= Records provided =
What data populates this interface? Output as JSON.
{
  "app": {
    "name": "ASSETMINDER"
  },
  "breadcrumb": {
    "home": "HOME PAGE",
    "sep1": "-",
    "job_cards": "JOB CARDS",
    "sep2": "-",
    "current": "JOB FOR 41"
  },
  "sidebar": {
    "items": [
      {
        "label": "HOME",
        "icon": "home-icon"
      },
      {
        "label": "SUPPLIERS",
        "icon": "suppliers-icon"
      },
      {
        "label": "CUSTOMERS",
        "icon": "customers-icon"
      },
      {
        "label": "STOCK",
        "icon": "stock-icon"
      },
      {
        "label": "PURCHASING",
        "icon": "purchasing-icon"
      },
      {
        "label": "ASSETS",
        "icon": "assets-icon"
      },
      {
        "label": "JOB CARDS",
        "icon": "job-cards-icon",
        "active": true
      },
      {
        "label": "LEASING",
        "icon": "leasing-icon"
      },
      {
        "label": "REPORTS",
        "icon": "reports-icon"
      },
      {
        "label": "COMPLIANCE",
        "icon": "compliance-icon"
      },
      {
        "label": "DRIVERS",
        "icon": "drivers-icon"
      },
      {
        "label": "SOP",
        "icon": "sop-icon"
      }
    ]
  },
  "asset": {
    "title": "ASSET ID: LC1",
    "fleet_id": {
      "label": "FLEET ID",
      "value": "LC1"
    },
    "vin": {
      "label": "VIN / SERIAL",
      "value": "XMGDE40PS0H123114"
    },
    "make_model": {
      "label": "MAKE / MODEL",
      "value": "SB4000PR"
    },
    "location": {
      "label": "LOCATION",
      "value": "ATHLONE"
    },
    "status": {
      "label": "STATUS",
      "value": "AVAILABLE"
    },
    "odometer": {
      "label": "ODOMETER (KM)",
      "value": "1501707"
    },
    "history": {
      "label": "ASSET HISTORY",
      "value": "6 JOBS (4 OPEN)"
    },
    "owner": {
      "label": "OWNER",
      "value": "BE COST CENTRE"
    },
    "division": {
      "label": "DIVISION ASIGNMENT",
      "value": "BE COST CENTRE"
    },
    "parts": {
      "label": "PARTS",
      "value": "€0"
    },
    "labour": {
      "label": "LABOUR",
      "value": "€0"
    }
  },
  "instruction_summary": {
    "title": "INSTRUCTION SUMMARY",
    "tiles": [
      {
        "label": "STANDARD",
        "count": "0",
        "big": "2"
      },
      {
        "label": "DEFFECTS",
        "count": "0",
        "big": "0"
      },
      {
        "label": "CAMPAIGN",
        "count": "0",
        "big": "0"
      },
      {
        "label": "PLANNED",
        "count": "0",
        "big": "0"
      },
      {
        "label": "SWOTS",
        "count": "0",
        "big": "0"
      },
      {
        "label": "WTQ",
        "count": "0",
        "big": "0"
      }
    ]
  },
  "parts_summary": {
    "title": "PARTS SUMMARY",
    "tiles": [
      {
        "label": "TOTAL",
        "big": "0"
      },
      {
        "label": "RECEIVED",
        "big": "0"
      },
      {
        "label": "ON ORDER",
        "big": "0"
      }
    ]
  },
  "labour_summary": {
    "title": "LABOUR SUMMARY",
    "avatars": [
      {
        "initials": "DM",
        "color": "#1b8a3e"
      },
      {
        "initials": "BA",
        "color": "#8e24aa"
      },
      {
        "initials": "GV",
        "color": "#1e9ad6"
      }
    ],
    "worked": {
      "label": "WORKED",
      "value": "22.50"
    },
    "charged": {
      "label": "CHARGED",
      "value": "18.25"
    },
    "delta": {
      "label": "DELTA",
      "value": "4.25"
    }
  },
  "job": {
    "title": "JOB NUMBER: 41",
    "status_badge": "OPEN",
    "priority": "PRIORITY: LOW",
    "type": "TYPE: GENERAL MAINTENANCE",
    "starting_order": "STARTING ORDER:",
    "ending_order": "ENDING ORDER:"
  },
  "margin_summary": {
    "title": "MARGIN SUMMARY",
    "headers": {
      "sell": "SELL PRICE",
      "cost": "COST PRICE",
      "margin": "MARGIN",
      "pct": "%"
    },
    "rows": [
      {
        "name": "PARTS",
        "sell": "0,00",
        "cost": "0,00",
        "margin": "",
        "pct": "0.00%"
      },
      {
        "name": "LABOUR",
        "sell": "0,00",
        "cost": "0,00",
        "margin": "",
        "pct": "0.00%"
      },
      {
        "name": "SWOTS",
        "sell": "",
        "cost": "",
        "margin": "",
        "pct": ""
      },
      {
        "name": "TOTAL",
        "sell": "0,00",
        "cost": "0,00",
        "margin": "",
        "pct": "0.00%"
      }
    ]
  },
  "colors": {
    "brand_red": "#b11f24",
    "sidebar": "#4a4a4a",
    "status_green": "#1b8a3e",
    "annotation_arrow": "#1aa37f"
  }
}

= Challenge =
Using the data above, repeat every line exactly.

= The solution =
What data populates this interface? Output as JSON.
{
  "app": {
    "name": "ASSETMINDER"
  },
  "breadcrumb": {
    "home": "HOME PAGE",
    "sep1": "-",
    "job_cards": "JOB CARDS",
    "sep2": "-",
    "current": "JOB FOR 41"
  },
  "sidebar": {
    "items": [
      {
        "label": "HOME",
        "icon": "home-icon"
      },
      {
        "label": "SUPPLIERS",
        "icon": "suppliers-icon"
      },
      {
        "label": "CUSTOMERS",
        "icon": "customers-icon"
      },
      {
        "label": "STOCK",
        "icon": "stock-icon"
      },
      {
        "label": "PURCHASING",
        "icon": "purchasing-icon"
      },
      {
        "label": "ASSETS",
        "icon": "assets-icon"
      },
      {
        "label": "JOB CARDS",
        "icon": "job-cards-icon",
        "active": true
      },
      {
        "label": "LEASING",
        "icon": "leasing-icon"
      },
      {
        "label": "REPORTS",
        "icon": "reports-icon"
      },
      {
        "label": "COMPLIANCE",
        "icon": "compliance-icon"
      },
      {
        "label": "DRIVERS",
        "icon": "drivers-icon"
      },
      {
        "label": "SOP",
        "icon": "sop-icon"
      }
    ]
  },
  "asset": {
    "title": "ASSET ID: LC1",
    "fleet_id": {
      "label": "FLEET ID",
      "value": "LC1"
    },
    "vin": {
      "label": "VIN / SERIAL",
      "value": "XMGDE40PS0H123114"
    },
    "make_model": {
      "label": "MAKE / MODEL",
      "value": "SB4000PR"
    },
    "location": {
      "label": "LOCATION",
      "value": "ATHLONE"
    },
    "status": {
      "label": "STATUS",
      "value": "AVAILABLE"
    },
    "odometer": {
      "label": "ODOMETER (KM)",
      "value": "1501707"
    },
    "history": {
      "label": "ASSET HISTORY",
      "value": "6 JOBS (4 OPEN)"
    },
    "owner": {
      "label": "OWNER",
      "value": "BE COST CENTRE"
    },
    "division": {
      "label": "DIVISION ASIGNMENT",
      "value": "BE COST CENTRE"
    },
    "parts": {
      "label": "PARTS",
      "value": "€0"
    },
    "labour": {
      "label": "LABOUR",
      "value": "€0"
    }
  },
  "instruction_summary": {
    "title": "INSTRUCTION SUMMARY",
    "tiles": [
      {
        "label": "STANDARD",
        "count": "0",
        "big": "2"
      },
      {
        "label": "DEFFECTS",
        "count": "0",
        "big": "0"
      },
      {
        "label": "CAMPAIGN",
        "count": "0",
        "big": "0"
      },
      {
        "label": "PLANNED",
        "count": "0",
        "big": "0"
      },
      {
        "label": "SWOTS",
        "count": "0",
        "big": "0"
      },
      {
        "label": "WTQ",
        "count": "0",
        "big": "0"
      }
    ]
  },
  "parts_summary": {
    "title": "PARTS SUMMARY",
    "tiles": [
      {
        "label": "TOTAL",
        "big": "0"
      },
      {
        "label": "RECEIVED",
        "big": "0"
      },
      {
        "label": "ON ORDER",
        "big": "0"
      }
    ]
  },
  "labour_summary": {
    "title": "LABOUR SUMMARY",
    "avatars": [
      {
        "initials": "DM",
        "color": "#1b8a3e"
      },
      {
        "initials": "BA",
        "color": "#8e24aa"
      },
      {
        "initials": "GV",
        "color": "#1e9ad6"
      }
    ],
    "worked": {
      "label": "WORKED",
      "value": "22.50"
    },
    "charged": {
      "label": "CHARGED",
      "value": "18.25"
    },
    "delta": {
      "label": "DELTA",
      "value": "4.25"
    }
  },
  "job": {
    "title": "JOB NUMBER: 41",
    "status_badge": "OPEN",
    "priority": "PRIORITY: LOW",
    "type": "TYPE: GENERAL MAINTENANCE",
    "starting_order": "STARTING ORDER:",
    "ending_order": "ENDING ORDER:"
  },
  "margin_summary": {
    "title": "MARGIN SUMMARY",
    "headers": {
      "sell": "SELL PRICE",
      "cost": "COST PRICE",
      "margin": "MARGIN",
      "pct": "%"
    },
    "rows": [
      {
        "name": "PARTS",
        "sell": "0,00",
        "cost": "0,00",
        "margin": "",
        "pct": "0.00%"
      },
      {
        "name": "LABOUR",
        "sell": "0,00",
        "cost": "0,00",
        "margin": "",
        "pct": "0.00%"
      },
      {
        "name": "SWOTS",
        "sell": "",
        "cost": "",
        "margin": "",
        "pct": ""
      },
      {
        "name": "TOTAL",
        "sell": "0,00",
        "cost": "0,00",
        "margin": "",
        "pct": "0.00%"
      }
    ]
  },
  "colors": {
    "brand_red": "#b11f24",
    "sidebar": "#4a4a4a",
    "status_green": "#1b8a3e",
    "annotation_arrow": "#1aa37f"
  }
}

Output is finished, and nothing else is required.